▸ WHAT IS EXPECTED
Say how many lines in the records include the string "people", adding no other words.

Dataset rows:

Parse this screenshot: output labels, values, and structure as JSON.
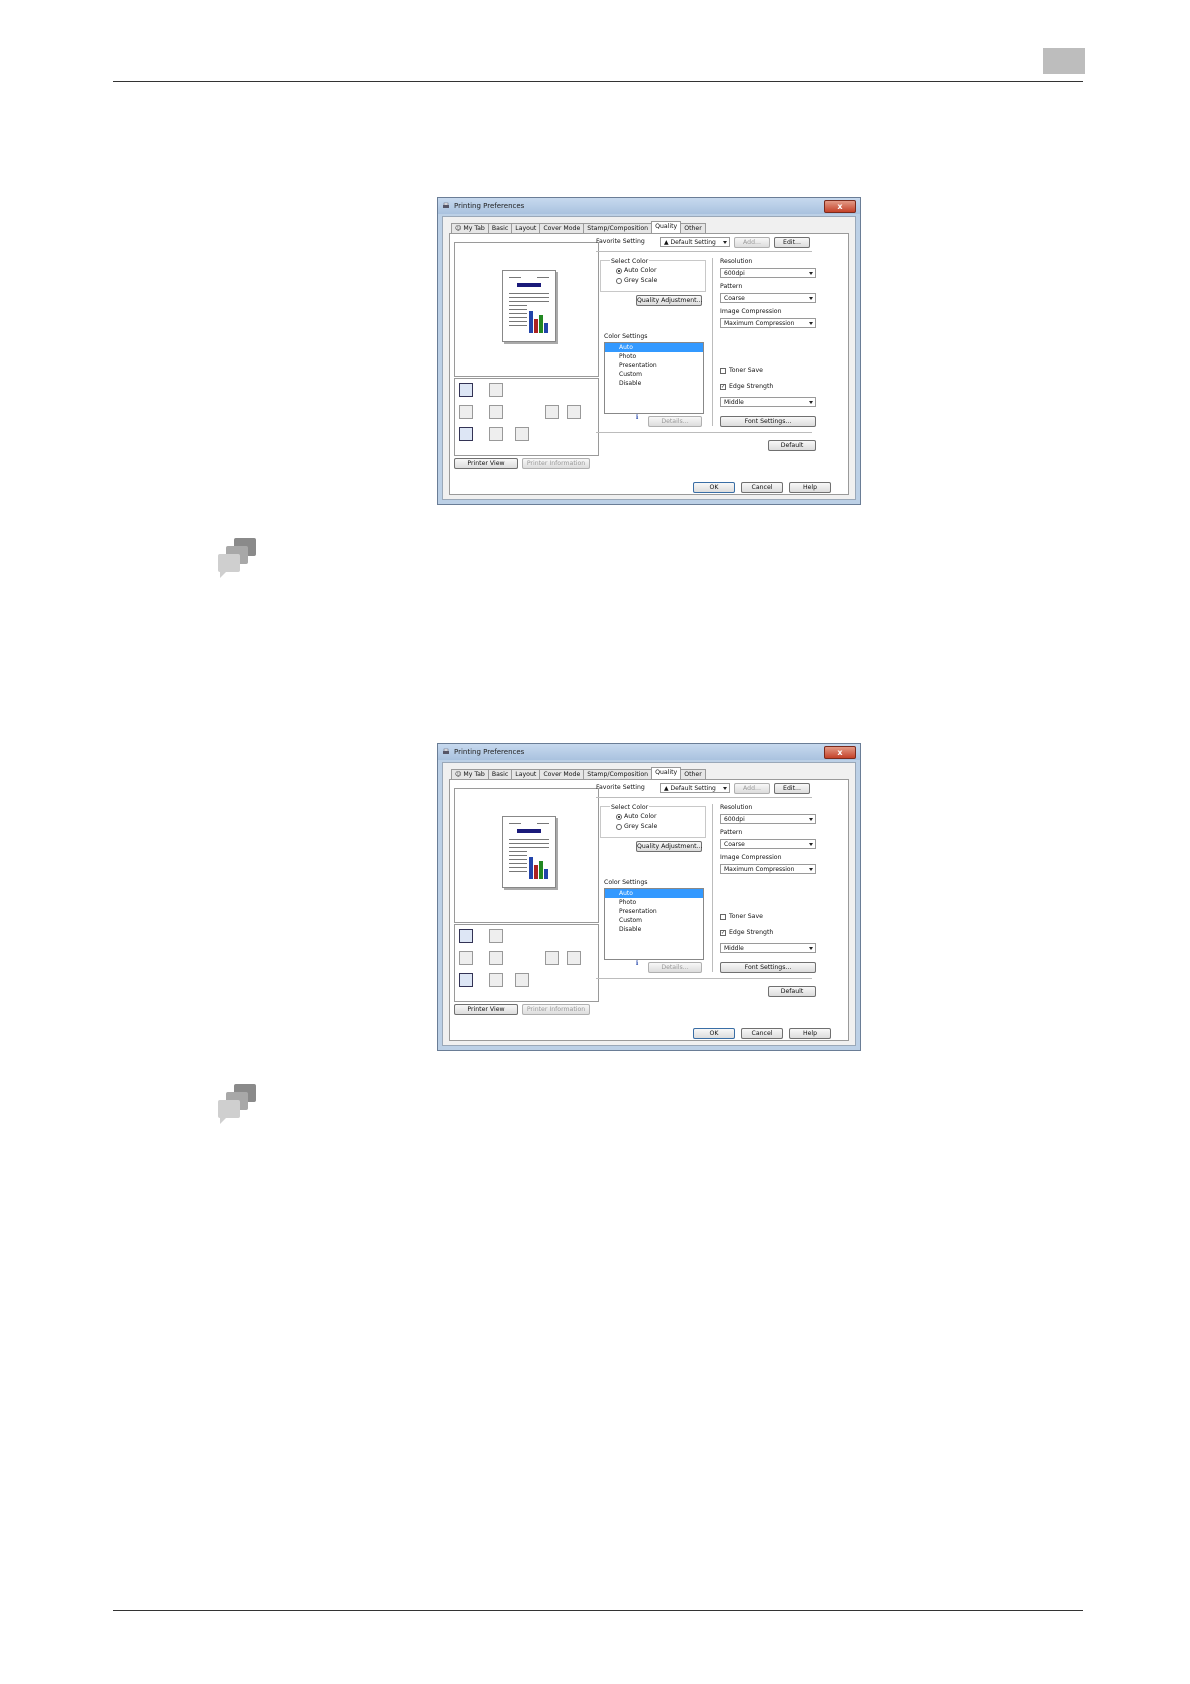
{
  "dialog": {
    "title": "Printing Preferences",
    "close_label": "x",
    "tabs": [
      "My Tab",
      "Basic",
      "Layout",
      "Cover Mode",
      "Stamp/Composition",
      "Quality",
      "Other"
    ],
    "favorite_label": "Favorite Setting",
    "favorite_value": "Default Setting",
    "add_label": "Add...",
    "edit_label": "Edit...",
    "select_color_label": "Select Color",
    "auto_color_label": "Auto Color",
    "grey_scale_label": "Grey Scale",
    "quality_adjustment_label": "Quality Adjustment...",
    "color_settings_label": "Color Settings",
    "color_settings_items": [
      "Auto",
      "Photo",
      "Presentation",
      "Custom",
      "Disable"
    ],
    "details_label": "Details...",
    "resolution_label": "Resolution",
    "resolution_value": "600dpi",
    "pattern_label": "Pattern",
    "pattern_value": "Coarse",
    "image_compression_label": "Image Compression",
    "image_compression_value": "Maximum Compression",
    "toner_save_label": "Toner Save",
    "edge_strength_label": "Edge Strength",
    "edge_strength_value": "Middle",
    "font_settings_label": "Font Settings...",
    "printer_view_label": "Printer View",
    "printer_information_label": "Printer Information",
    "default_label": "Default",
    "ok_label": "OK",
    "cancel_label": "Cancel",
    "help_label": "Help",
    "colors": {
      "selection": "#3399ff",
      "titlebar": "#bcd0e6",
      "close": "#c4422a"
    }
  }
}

--

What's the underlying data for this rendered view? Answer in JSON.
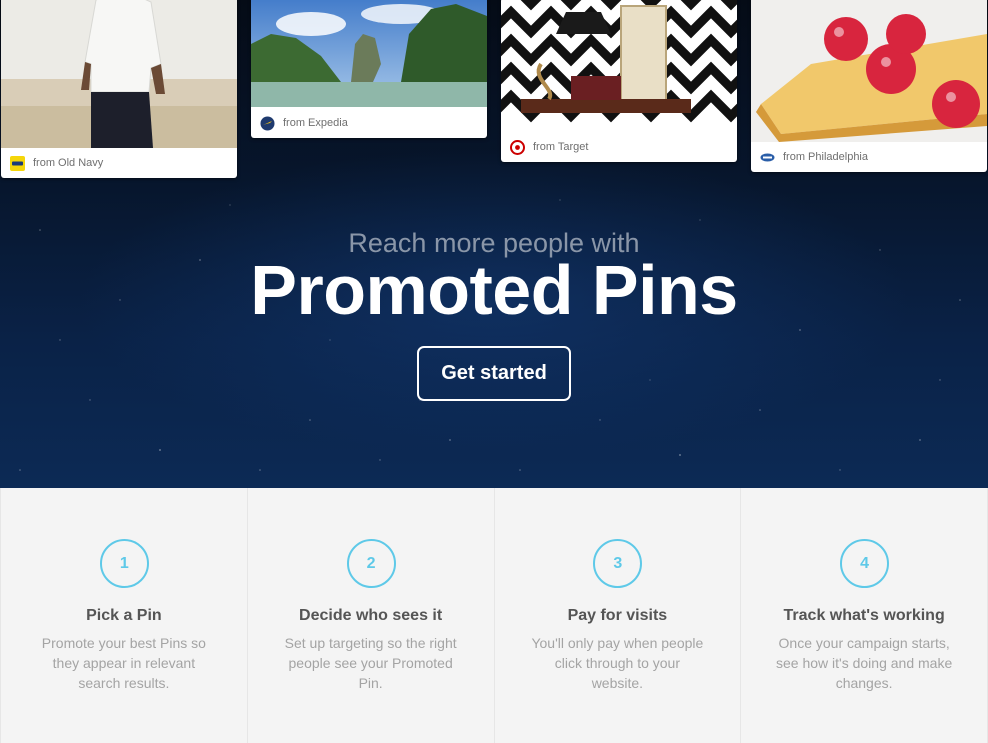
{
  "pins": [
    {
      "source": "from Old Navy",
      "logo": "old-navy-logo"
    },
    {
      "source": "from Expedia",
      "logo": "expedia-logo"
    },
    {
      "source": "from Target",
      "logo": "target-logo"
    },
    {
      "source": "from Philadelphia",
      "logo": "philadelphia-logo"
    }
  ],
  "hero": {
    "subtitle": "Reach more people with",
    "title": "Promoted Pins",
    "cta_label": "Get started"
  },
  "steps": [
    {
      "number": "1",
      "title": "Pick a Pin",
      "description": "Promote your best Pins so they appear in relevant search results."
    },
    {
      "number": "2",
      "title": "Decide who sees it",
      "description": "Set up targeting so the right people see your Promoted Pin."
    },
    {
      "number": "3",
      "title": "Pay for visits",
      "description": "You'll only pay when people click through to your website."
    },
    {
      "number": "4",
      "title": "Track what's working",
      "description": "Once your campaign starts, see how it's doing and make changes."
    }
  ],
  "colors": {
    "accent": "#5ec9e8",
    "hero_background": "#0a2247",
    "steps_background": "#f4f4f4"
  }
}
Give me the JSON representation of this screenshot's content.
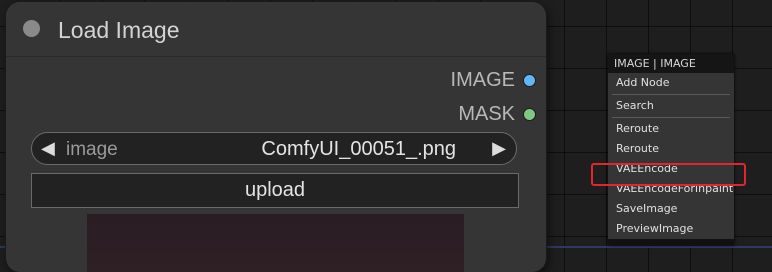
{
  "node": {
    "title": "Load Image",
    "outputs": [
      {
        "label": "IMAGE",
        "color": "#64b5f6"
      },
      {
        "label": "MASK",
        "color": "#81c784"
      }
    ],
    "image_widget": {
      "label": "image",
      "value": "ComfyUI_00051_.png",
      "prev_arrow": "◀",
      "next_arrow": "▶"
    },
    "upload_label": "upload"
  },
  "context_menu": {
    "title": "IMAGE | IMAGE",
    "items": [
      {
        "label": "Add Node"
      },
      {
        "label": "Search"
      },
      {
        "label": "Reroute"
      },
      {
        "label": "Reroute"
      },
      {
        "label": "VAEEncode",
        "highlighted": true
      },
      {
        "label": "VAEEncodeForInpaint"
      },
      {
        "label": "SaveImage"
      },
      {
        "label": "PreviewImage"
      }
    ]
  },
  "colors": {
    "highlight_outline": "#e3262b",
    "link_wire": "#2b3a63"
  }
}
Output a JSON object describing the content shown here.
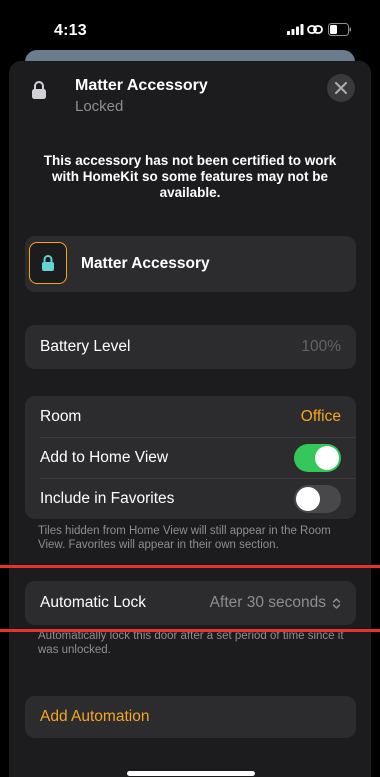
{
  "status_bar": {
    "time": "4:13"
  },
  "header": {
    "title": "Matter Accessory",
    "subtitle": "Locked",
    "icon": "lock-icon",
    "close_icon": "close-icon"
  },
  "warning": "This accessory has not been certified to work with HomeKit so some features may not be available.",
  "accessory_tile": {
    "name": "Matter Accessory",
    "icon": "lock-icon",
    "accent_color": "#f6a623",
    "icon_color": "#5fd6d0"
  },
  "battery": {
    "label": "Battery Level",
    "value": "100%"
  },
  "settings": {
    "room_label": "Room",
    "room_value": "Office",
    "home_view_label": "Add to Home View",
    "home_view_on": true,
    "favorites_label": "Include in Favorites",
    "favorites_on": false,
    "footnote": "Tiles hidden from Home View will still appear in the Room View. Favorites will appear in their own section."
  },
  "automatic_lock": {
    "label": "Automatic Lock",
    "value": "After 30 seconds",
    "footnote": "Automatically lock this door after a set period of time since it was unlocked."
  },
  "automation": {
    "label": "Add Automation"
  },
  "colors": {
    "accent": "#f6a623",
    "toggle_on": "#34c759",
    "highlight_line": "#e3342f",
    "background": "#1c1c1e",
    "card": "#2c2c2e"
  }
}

▸ SOLUTION TO THIS TASK
3